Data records
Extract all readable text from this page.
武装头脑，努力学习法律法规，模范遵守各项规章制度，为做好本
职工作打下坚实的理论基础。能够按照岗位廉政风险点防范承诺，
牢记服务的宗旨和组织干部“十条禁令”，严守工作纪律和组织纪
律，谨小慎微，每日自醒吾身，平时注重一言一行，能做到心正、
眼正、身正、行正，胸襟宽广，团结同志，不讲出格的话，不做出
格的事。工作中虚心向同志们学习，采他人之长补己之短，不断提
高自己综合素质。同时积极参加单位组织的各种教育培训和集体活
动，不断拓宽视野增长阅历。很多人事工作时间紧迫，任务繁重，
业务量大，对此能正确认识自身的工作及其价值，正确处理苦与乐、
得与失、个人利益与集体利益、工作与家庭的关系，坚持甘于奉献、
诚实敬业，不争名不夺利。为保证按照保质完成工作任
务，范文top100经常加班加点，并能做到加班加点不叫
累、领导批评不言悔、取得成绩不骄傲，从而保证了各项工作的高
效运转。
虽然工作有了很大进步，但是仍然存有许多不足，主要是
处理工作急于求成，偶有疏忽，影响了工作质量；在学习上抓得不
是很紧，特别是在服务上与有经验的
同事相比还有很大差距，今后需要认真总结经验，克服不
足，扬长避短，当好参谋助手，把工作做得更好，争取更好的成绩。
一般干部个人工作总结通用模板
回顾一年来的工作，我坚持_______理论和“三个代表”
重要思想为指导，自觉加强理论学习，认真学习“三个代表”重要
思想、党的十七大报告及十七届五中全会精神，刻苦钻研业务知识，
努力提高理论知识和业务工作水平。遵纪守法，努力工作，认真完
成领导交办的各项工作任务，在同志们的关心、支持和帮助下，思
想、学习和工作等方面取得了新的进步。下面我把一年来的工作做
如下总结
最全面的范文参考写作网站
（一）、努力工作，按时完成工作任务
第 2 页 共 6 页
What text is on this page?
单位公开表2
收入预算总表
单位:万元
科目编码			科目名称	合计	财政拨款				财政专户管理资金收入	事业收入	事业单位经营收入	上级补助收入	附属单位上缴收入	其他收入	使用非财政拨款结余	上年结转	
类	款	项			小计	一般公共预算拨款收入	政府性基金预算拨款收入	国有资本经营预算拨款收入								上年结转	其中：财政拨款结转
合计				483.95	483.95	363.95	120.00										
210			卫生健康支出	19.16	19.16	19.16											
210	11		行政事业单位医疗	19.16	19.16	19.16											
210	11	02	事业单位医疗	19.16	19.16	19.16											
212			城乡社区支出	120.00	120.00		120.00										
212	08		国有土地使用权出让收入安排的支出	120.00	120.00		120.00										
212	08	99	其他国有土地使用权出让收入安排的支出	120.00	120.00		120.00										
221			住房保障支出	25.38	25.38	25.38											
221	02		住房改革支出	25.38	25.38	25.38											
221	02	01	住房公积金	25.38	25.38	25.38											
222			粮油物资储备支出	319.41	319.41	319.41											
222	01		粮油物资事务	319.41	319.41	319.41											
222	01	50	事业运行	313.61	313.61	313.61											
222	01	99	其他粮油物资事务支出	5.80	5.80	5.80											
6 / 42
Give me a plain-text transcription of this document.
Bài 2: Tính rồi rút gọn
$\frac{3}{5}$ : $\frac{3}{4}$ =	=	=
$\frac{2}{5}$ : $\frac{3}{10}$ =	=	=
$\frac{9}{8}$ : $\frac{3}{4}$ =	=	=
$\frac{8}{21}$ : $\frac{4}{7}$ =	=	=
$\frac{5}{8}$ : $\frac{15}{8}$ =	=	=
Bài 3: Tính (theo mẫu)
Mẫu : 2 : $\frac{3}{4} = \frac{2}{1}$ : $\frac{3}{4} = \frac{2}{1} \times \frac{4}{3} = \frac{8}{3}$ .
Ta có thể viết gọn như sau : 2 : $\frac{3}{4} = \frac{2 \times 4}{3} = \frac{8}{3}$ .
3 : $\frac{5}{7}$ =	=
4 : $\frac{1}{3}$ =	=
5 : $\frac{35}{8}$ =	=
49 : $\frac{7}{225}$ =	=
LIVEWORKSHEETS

◆ **Work to complete**:
Each record must be returned exactly as it is written.

◆ **Reply to the exercise**:
Extract all readable text from this page.
武装头脑，努力学习法律法规，模范遵守各项规章制度，为做好本
职工作打下坚实的理论基础。能够按照岗位廉政风险点防范承诺，
牢记服务的宗旨和组织干部“十条禁令”，严守工作纪律和组织纪
律，谨小慎微，每日自醒吾身，平时注重一言一行，能做到心正、
眼正、身正、行正，胸襟宽广，团结同志，不讲出格的话，不做出
格的事。工作中虚心向同志们学习，采他人之长补己之短，不断提
高自己综合素质。同时积极参加单位组织的各种教育培训和集体活
动，不断拓宽视野增长阅历。很多人事工作时间紧迫，任务繁重，
业务量大，对此能正确认识自身的工作及其价值，正确处理苦与乐、
得与失、个人利益与集体利益、工作与家庭的关系，坚持甘于奉献、
诚实敬业，不争名不夺利。为保证按照保质完成工作任
务，范文top100经常加班加点，并能做到加班加点不叫
累、领导批评不言悔、取得成绩不骄傲，从而保证了各项工作的高
效运转。
虽然工作有了很大进步，但是仍然存有许多不足，主要是
处理工作急于求成，偶有疏忽，影响了工作质量；在学习上抓得不
是很紧，特别是在服务上与有经验的
同事相比还有很大差距，今后需要认真总结经验，克服不
足，扬长避短，当好参谋助手，把工作做得更好，争取更好的成绩。
一般干部个人工作总结通用模板
回顾一年来的工作，我坚持_______理论和“三个代表”
重要思想为指导，自觉加强理论学习，认真学习“三个代表”重要
思想、党的十七大报告及十七届五中全会精神，刻苦钻研业务知识，
努力提高理论知识和业务工作水平。遵纪守法，努力工作，认真完
成领导交办的各项工作任务，在同志们的关心、支持和帮助下，思
想、学习和工作等方面取得了新的进步。下面我把一年来的工作做
如下总结
最全面的范文参考写作网站
（一）、努力工作，按时完成工作任务
第 2 页 共 6 页
What text is on this page?
单位公开表2
收入预算总表
单位:万元
科目编码			科目名称	合计	财政拨款				财政专户管理资金收入	事业收入	事业单位经营收入	上级补助收入	附属单位上缴收入	其他收入	使用非财政拨款结余	上年结转	
类	款	项			小计	一般公共预算拨款收入	政府性基金预算拨款收入	国有资本经营预算拨款收入								上年结转	其中：财政拨款结转
合计				483.95	483.95	363.95	120.00										
210			卫生健康支出	19.16	19.16	19.16											
210	11		行政事业单位医疗	19.16	19.16	19.16											
210	11	02	事业单位医疗	19.16	19.16	19.16											
212			城乡社区支出	120.00	120.00		120.00										
212	08		国有土地使用权出让收入安排的支出	120.00	120.00		120.00										
212	08	99	其他国有土地使用权出让收入安排的支出	120.00	120.00		120.00										
221			住房保障支出	25.38	25.38	25.38											
221	02		住房改革支出	25.38	25.38	25.38											
221	02	01	住房公积金	25.38	25.38	25.38											
222			粮油物资储备支出	319.41	319.41	319.41											
222	01		粮油物资事务	319.41	319.41	319.41											
222	01	50	事业运行	313.61	313.61	313.61											
222	01	99	其他粮油物资事务支出	5.80	5.80	5.80											
6 / 42
Give me a plain-text transcription of this document.
Bài 2: Tính rồi rút gọn
$\frac{3}{5}$ : $\frac{3}{4}$ =	=	=
$\frac{2}{5}$ : $\frac{3}{10}$ =	=	=
$\frac{9}{8}$ : $\frac{3}{4}$ =	=	=
$\frac{8}{21}$ : $\frac{4}{7}$ =	=	=
$\frac{5}{8}$ : $\frac{15}{8}$ =	=	=
Bài 3: Tính (theo mẫu)
Mẫu : 2 : $\frac{3}{4} = \frac{2}{1}$ : $\frac{3}{4} = \frac{2}{1} \times \frac{4}{3} = \frac{8}{3}$ .
Ta có thể viết gọn như sau : 2 : $\frac{3}{4} = \frac{2 \times 4}{3} = \frac{8}{3}$ .
3 : $\frac{5}{7}$ =	=
4 : $\frac{1}{3}$ =	=
5 : $\frac{35}{8}$ =	=
49 : $\frac{7}{225}$ =	=
LIVEWORKSHEETS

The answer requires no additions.